'''
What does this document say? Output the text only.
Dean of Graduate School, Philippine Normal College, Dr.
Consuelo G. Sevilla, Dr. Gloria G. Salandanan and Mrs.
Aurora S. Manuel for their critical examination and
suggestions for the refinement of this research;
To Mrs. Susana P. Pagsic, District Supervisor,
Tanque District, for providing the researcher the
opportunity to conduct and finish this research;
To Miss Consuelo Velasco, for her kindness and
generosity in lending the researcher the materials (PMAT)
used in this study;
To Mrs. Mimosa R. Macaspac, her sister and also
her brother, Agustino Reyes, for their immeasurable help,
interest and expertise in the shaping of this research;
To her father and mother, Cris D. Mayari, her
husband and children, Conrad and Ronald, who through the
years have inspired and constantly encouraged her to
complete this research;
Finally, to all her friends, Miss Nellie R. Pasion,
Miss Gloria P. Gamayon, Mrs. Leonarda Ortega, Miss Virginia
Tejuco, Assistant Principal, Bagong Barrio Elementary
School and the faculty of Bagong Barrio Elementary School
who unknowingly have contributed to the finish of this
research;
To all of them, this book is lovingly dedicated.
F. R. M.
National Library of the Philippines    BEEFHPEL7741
'''
WHAT YOU NEED TO DO :: Write an exact transcription of every entry above.

ANSWER TO THE TASK ::
What does this document say? Output the text only.
Dean of Graduate School, Philippine Normal College, Dr.
Consuelo G. Sevilla, Dr. Gloria G. Salandanan and Mrs.
Aurora S. Manuel for their critical examination and
suggestions for the refinement of this research;
To Mrs. Susana P. Pagsic, District Supervisor,
Tanque District, for providing the researcher the
opportunity to conduct and finish this research;
To Miss Consuelo Velasco, for her kindness and
generosity in lending the researcher the materials (PMAT)
used in this study;
To Mrs. Mimosa R. Macaspac, her sister and also
her brother, Agustino Reyes, for their immeasurable help,
interest and expertise in the shaping of this research;
To her father and mother, Cris D. Mayari, her
husband and children, Conrad and Ronald, who through the
years have inspired and constantly encouraged her to
complete this research;
Finally, to all her friends, Miss Nellie R. Pasion,
Miss Gloria P. Gamayon, Mrs. Leonarda Ortega, Miss Virginia
Tejuco, Assistant Principal, Bagong Barrio Elementary
School and the faculty of Bagong Barrio Elementary School
who unknowingly have contributed to the finish of this
research;
To all of them, this book is lovingly dedicated.
F. R. M.
National Library of the Philippines    BEEFHPEL7741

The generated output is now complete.